##### MATERIALS PROVIDED #####

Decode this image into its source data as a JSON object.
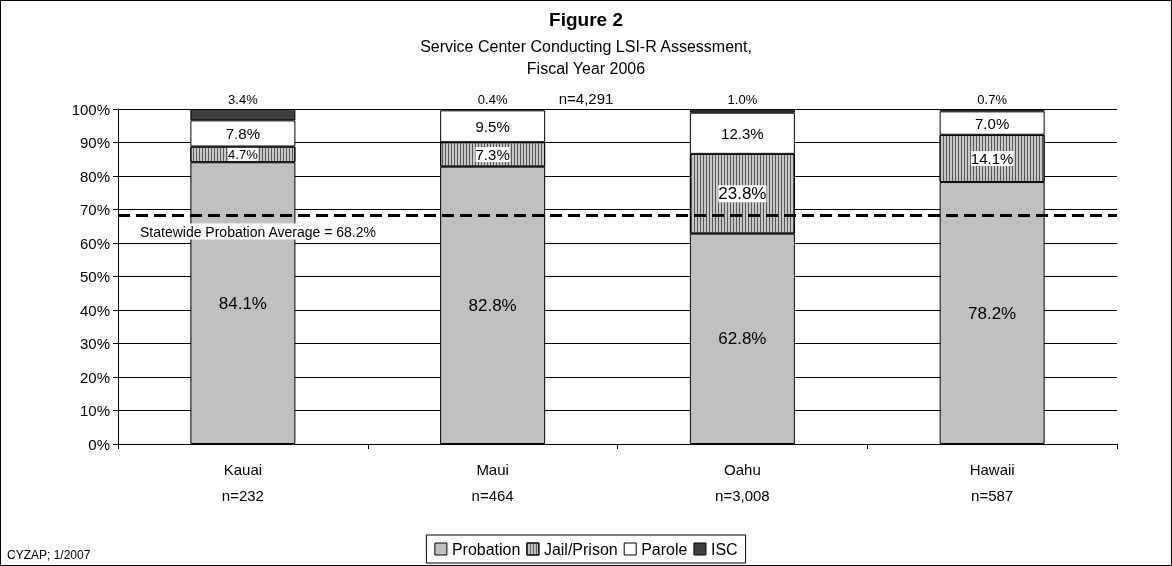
{
  "chart_data": {
    "type": "bar",
    "stacked": true,
    "title": "Figure 2",
    "subtitle": "Service Center Conducting LSI-R Assessment,\nFiscal Year 2006",
    "annotations": [
      "n=4,291",
      "CYZAP; 1/2007"
    ],
    "categories": [
      "Kauai\nn=232",
      "Maui\nn=464",
      "Oahu\nn=3,008",
      "Hawaii\nn=587"
    ],
    "series": [
      {
        "name": "Probation",
        "color": "#c0c0c0",
        "values": [
          84.1,
          82.8,
          62.8,
          78.2
        ],
        "value_labels": [
          "84.1%",
          "82.8%",
          "62.8%",
          "78.2%"
        ]
      },
      {
        "name": "Jail/Prison",
        "color": "#c8c8c8",
        "values": [
          4.7,
          7.3,
          23.8,
          14.1
        ],
        "value_labels": [
          "4.7%",
          "7.3%",
          "23.8%",
          "14.1%"
        ]
      },
      {
        "name": "Parole",
        "color": "#ffffff",
        "values": [
          7.8,
          9.5,
          12.3,
          7.0
        ],
        "value_labels": [
          "7.8%",
          "9.5%",
          "12.3%",
          "7.0%"
        ]
      },
      {
        "name": "ISC",
        "color": "#404040",
        "values": [
          3.4,
          0.4,
          1.0,
          0.7
        ],
        "value_labels": [
          "3.4%",
          "0.4%",
          "1.0%",
          "0.7%"
        ]
      }
    ],
    "ylim": [
      0,
      100
    ],
    "yticks": [
      {
        "value": 0,
        "label": "0%"
      },
      {
        "value": 10,
        "label": "10%"
      },
      {
        "value": 20,
        "label": "20%"
      },
      {
        "value": 30,
        "label": "30%"
      },
      {
        "value": 40,
        "label": "40%"
      },
      {
        "value": 50,
        "label": "50%"
      },
      {
        "value": 60,
        "label": "60%"
      },
      {
        "value": 70,
        "label": "70%"
      },
      {
        "value": 80,
        "label": "80%"
      },
      {
        "value": 90,
        "label": "90%"
      },
      {
        "value": 100,
        "label": "100%"
      }
    ],
    "ref_lines": [
      {
        "axis": "y",
        "value": 68.2,
        "label": "Statewide Probation Average = 68.2%",
        "color": "#000000",
        "line_style": "dashed"
      }
    ],
    "grid": "y",
    "legend": "bottom"
  }
}
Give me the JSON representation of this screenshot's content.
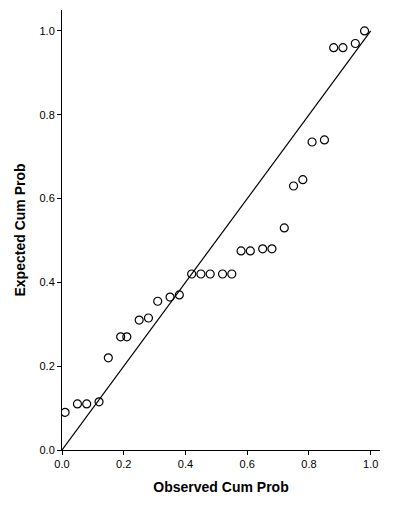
{
  "chart_data": {
    "type": "scatter",
    "x_label": "Observed Cum Prob",
    "y_label": "Expected Cum Prob",
    "xlim": [
      0,
      1.03
    ],
    "ylim": [
      0,
      1.05
    ],
    "xticks": [
      {
        "value": 0,
        "label": "0.0"
      },
      0.2,
      0.4,
      0.6,
      0.8,
      {
        "value": 1,
        "label": "1.0"
      }
    ],
    "yticks": [
      {
        "value": 0,
        "label": "0.0"
      },
      0.2,
      0.4,
      0.6,
      0.8,
      {
        "value": 1,
        "label": "1.0"
      }
    ],
    "grid": false,
    "series": [
      {
        "type": "scatter",
        "marker": "open circle",
        "color": "#000000",
        "x": [
          0.01,
          0.05,
          0.08,
          0.12,
          0.15,
          0.19,
          0.21,
          0.25,
          0.28,
          0.31,
          0.35,
          0.38,
          0.42,
          0.45,
          0.48,
          0.52,
          0.55,
          0.58,
          0.61,
          0.65,
          0.68,
          0.72,
          0.75,
          0.78,
          0.81,
          0.85,
          0.88,
          0.91,
          0.95,
          0.98
        ],
        "values": [
          0.09,
          0.11,
          0.11,
          0.115,
          0.22,
          0.27,
          0.27,
          0.31,
          0.315,
          0.355,
          0.365,
          0.37,
          0.42,
          0.42,
          0.42,
          0.42,
          0.42,
          0.475,
          0.475,
          0.48,
          0.48,
          0.53,
          0.63,
          0.645,
          0.735,
          0.74,
          0.96,
          0.96,
          0.97,
          1.0
        ]
      },
      {
        "type": "line",
        "line_style": "solid",
        "color": "#000000",
        "x": [
          0,
          1
        ],
        "values": [
          0,
          1
        ]
      }
    ]
  }
}
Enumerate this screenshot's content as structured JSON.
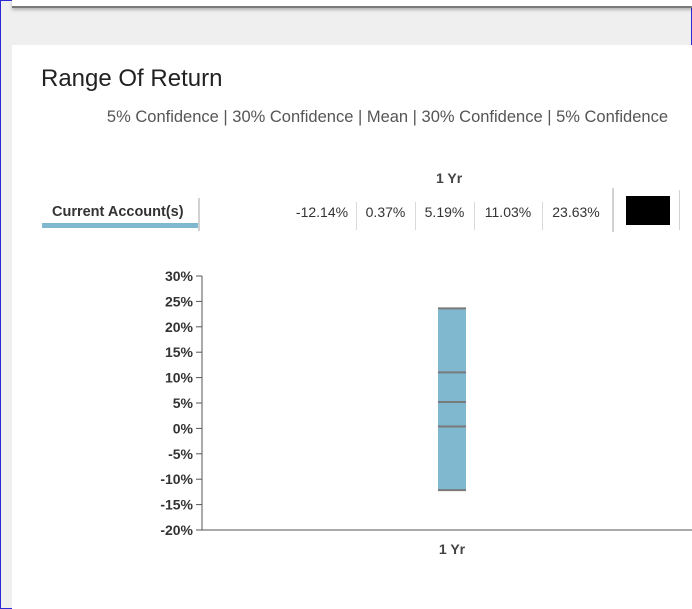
{
  "title": "Range Of Return",
  "legend_text": "5% Confidence | 30% Confidence | Mean | 30% Confidence | 5% Confidence",
  "period_header": "1 Yr",
  "account_label": "Current Account(s)",
  "value_labels": [
    "-12.14%",
    "0.37%",
    "5.19%",
    "11.03%",
    "23.63%"
  ],
  "colors": {
    "bar": "#7fb8cf",
    "swatch": "#000000",
    "marker": "#7a7a7a"
  },
  "chart_data": {
    "type": "bar",
    "categories": [
      "1 Yr"
    ],
    "series": [
      {
        "name": "Current Account(s)",
        "low_5": -12.14,
        "low_30": 0.37,
        "mean": 5.19,
        "high_30": 11.03,
        "high_5": 23.63
      }
    ],
    "ylim": [
      -20,
      30
    ],
    "yticks": [
      30,
      25,
      20,
      15,
      10,
      5,
      0,
      -5,
      -10,
      -15,
      -20
    ],
    "ytick_labels": [
      "30%",
      "25%",
      "20%",
      "15%",
      "10%",
      "5%",
      "0%",
      "-5%",
      "-10%",
      "-15%",
      "-20%"
    ],
    "grid": false
  }
}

#####

Pull out every line in the data above that has the word "Probation".

        "name": "Probation",
        "label": "Statewide Probation Average = 68.2%",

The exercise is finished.